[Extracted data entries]
* begin *
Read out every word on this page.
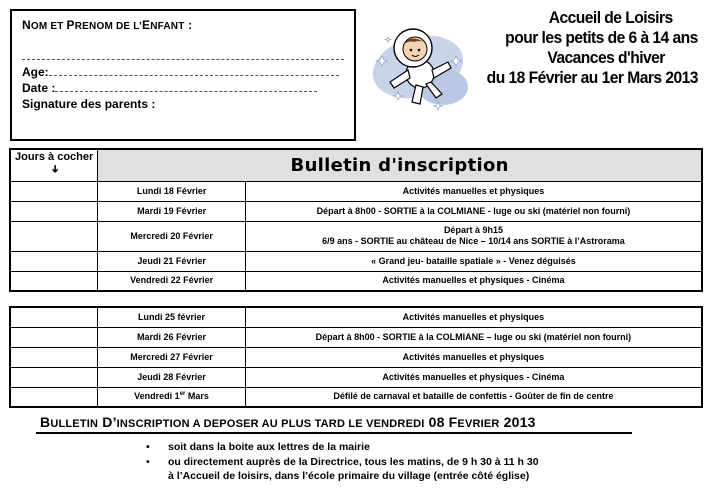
NOM ET PRENOM DE L’ENFANT :
Age:
Date :
Signature des parents :
Accueil de Loisirs
pour les petits de 6 à 14 ans
Vacances d'hiver
du 18 Février au 1er Mars 2013
Jours à cocher ➔	Bulletin d'inscription	
	Lundi 18 Février	Activités manuelles et physiques
	Mardi 19 Février	Départ à 8h00 - SORTIE à la COLMIANE - luge ou ski (matériel non fourni)
	Mercredi 20 Février	Départ à 9h15
6/9 ans - SORTIE au château de Nice – 10/14 ans SORTIE à l’Astrorama

	Jeudi 21 Février	« Grand jeu- bataille spatiale » - Venez déguisés
	Vendredi 22 Février	Activités manuelles et physiques - Cinéma
	Lundi 25 février	Activités manuelles et physiques
	Mardi 26 Février	Départ à 8h00 - SORTIE à la COLMIANE – luge ou ski (matériel non fourni)
	Mercredi 27 Février	Activités manuelles et physiques
	Jeudi 28 Février	Activités manuelles et physiques - Cinéma
	Vendredi 1er Mars	Défilé de carnaval et bataille de confettis - Goûter de fin de centre
BULLETIN D’INSCRIPTION A DEPOSER AU PLUS TARD LE VENDREDI 08 FEVRIER 2013
• soit dans la boite aux lettres de la mairie
• ou directement auprès de la Directrice, tous les matins, de 9 h 30 à 11 h 30
à l’Accueil de loisirs, dans l’école primaire du village (entrée côté église)
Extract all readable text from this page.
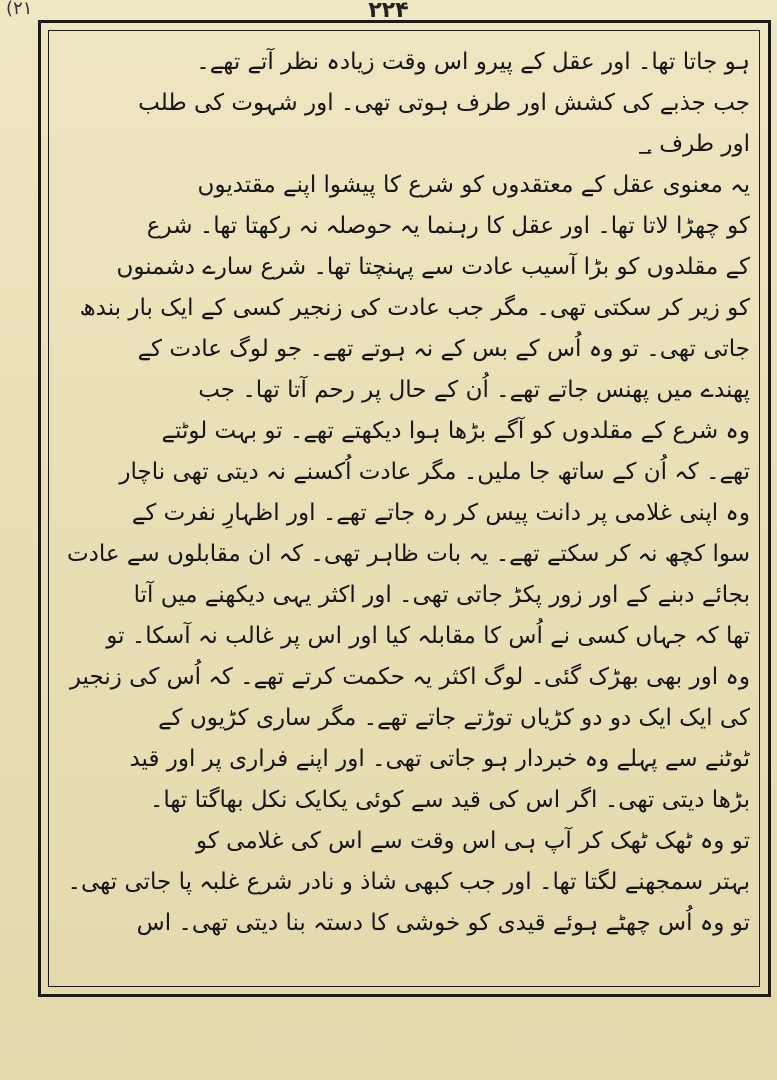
(۲۱	۲۲۴
ہو جاتا تھا۔ اور عقل کے پیرو اس وقت زیادہ نظر آتے تھے۔
جب جذبے کی کشش اور طرف ہوتی تھی۔ اور شہوت کی طلب
اور طرف ؀
یہ معنوی عقل کے معتقدوں کو شرع کا پیشوا اپنے مقتدیوں
کو چھڑا لاتا تھا۔ اور عقل کا رہنما یہ حوصلہ نہ رکھتا تھا۔ شرع
کے مقلدوں کو بڑا آسیب عادت سے پہنچتا تھا۔ شرع سارے دشمنوں
کو زیر کر سکتی تھی۔ مگر جب عادت کی زنجیر کسی کے ایک بار بندھ
جاتی تھی۔ تو وہ اُس کے بس کے نہ ہوتے تھے۔ جو لوگ عادت کے
پھندے میں پھنس جاتے تھے۔ اُن کے حال پر رحم آتا تھا۔ جب
وہ شرع کے مقلدوں کو آگے بڑھا ہوا دیکھتے تھے۔ تو بہت لوٹتے
تھے۔ کہ اُن کے ساتھ جا ملیں۔ مگر عادت اُکسنے نہ دیتی تھی ناچار
وہ اپنی غلامی پر دانت پیس کر رہ جاتے تھے۔ اور اظہارِ نفرت کے
سوا کچھ نہ کر سکتے تھے۔ یہ بات ظاہر تھی۔ کہ ان مقابلوں سے عادت
بجائے دبنے کے اور زور پکڑ جاتی تھی۔ اور اکثر یہی دیکھنے میں آتا
تھا کہ جہاں کسی نے اُس کا مقابلہ کیا اور اس پر غالب نہ آسکا۔ تو
وہ اور بھی بھڑک گئی۔ لوگ اکثر یہ حکمت کرتے تھے۔ کہ اُس کی زنجیر
کی ایک ایک دو دو کڑیاں توڑتے جاتے تھے۔ مگر ساری کڑیوں کے
ٹوٹنے سے پہلے وہ خبردار ہو جاتی تھی۔ اور اپنے فراری پر اور قید
بڑھا دیتی تھی۔ اگر اس کی قید سے کوئی یکایک نکل بھاگتا تھا۔
تو وہ ٹھک ٹھک کر آپ ہی اس وقت سے اس کی غلامی کو
بہتر سمجھنے لگتا تھا۔ اور جب کبھی شاذ و نادر شرع غلبہ پا جاتی تھی۔
تو وہ اُس چھٹے ہوئے قیدی کو خوشی کا دستہ بنا دیتی تھی۔ اس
* end *
▸ **REQUIREMENT**: Every record above should come back exactly, but without its pictures.

▸ **REPLY TO THE TASK**:
Read out every word on this page.
NOM ET PRENOM DE L’ENFANT :
Age:
Date :
Signature des parents :
Accueil de Loisirs
pour les petits de 6 à 14 ans
Vacances d'hiver
du 18 Février au 1er Mars 2013
Jours à cocher ➔	Bulletin d'inscription	
	Lundi 18 Février	Activités manuelles et physiques
	Mardi 19 Février	Départ à 8h00 - SORTIE à la COLMIANE - luge ou ski (matériel non fourni)
	Mercredi 20 Février	Départ à 9h15
6/9 ans - SORTIE au château de Nice – 10/14 ans SORTIE à l’Astrorama

	Jeudi 21 Février	« Grand jeu- bataille spatiale » - Venez déguisés
	Vendredi 22 Février	Activités manuelles et physiques - Cinéma
	Lundi 25 février	Activités manuelles et physiques
	Mardi 26 Février	Départ à 8h00 - SORTIE à la COLMIANE – luge ou ski (matériel non fourni)
	Mercredi 27 Février	Activités manuelles et physiques
	Jeudi 28 Février	Activités manuelles et physiques - Cinéma
	Vendredi 1er Mars	Défilé de carnaval et bataille de confettis - Goûter de fin de centre
BULLETIN D’INSCRIPTION A DEPOSER AU PLUS TARD LE VENDREDI 08 FEVRIER 2013
• soit dans la boite aux lettres de la mairie
• ou directement auprès de la Directrice, tous les matins, de 9 h 30 à 11 h 30
à l’Accueil de loisirs, dans l’école primaire du village (entrée côté église)
Extract all readable text from this page.
(۲۱	۲۲۴
ہو جاتا تھا۔ اور عقل کے پیرو اس وقت زیادہ نظر آتے تھے۔
جب جذبے کی کشش اور طرف ہوتی تھی۔ اور شہوت کی طلب
اور طرف ؀
یہ معنوی عقل کے معتقدوں کو شرع کا پیشوا اپنے مقتدیوں
کو چھڑا لاتا تھا۔ اور عقل کا رہنما یہ حوصلہ نہ رکھتا تھا۔ شرع
کے مقلدوں کو بڑا آسیب عادت سے پہنچتا تھا۔ شرع سارے دشمنوں
کو زیر کر سکتی تھی۔ مگر جب عادت کی زنجیر کسی کے ایک بار بندھ
جاتی تھی۔ تو وہ اُس کے بس کے نہ ہوتے تھے۔ جو لوگ عادت کے
پھندے میں پھنس جاتے تھے۔ اُن کے حال پر رحم آتا تھا۔ جب
وہ شرع کے مقلدوں کو آگے بڑھا ہوا دیکھتے تھے۔ تو بہت لوٹتے
تھے۔ کہ اُن کے ساتھ جا ملیں۔ مگر عادت اُکسنے نہ دیتی تھی ناچار
وہ اپنی غلامی پر دانت پیس کر رہ جاتے تھے۔ اور اظہارِ نفرت کے
سوا کچھ نہ کر سکتے تھے۔ یہ بات ظاہر تھی۔ کہ ان مقابلوں سے عادت
بجائے دبنے کے اور زور پکڑ جاتی تھی۔ اور اکثر یہی دیکھنے میں آتا
تھا کہ جہاں کسی نے اُس کا مقابلہ کیا اور اس پر غالب نہ آسکا۔ تو
وہ اور بھی بھڑک گئی۔ لوگ اکثر یہ حکمت کرتے تھے۔ کہ اُس کی زنجیر
کی ایک ایک دو دو کڑیاں توڑتے جاتے تھے۔ مگر ساری کڑیوں کے
ٹوٹنے سے پہلے وہ خبردار ہو جاتی تھی۔ اور اپنے فراری پر اور قید
بڑھا دیتی تھی۔ اگر اس کی قید سے کوئی یکایک نکل بھاگتا تھا۔
تو وہ ٹھک ٹھک کر آپ ہی اس وقت سے اس کی غلامی کو
بہتر سمجھنے لگتا تھا۔ اور جب کبھی شاذ و نادر شرع غلبہ پا جاتی تھی۔
تو وہ اُس چھٹے ہوئے قیدی کو خوشی کا دستہ بنا دیتی تھی۔ اس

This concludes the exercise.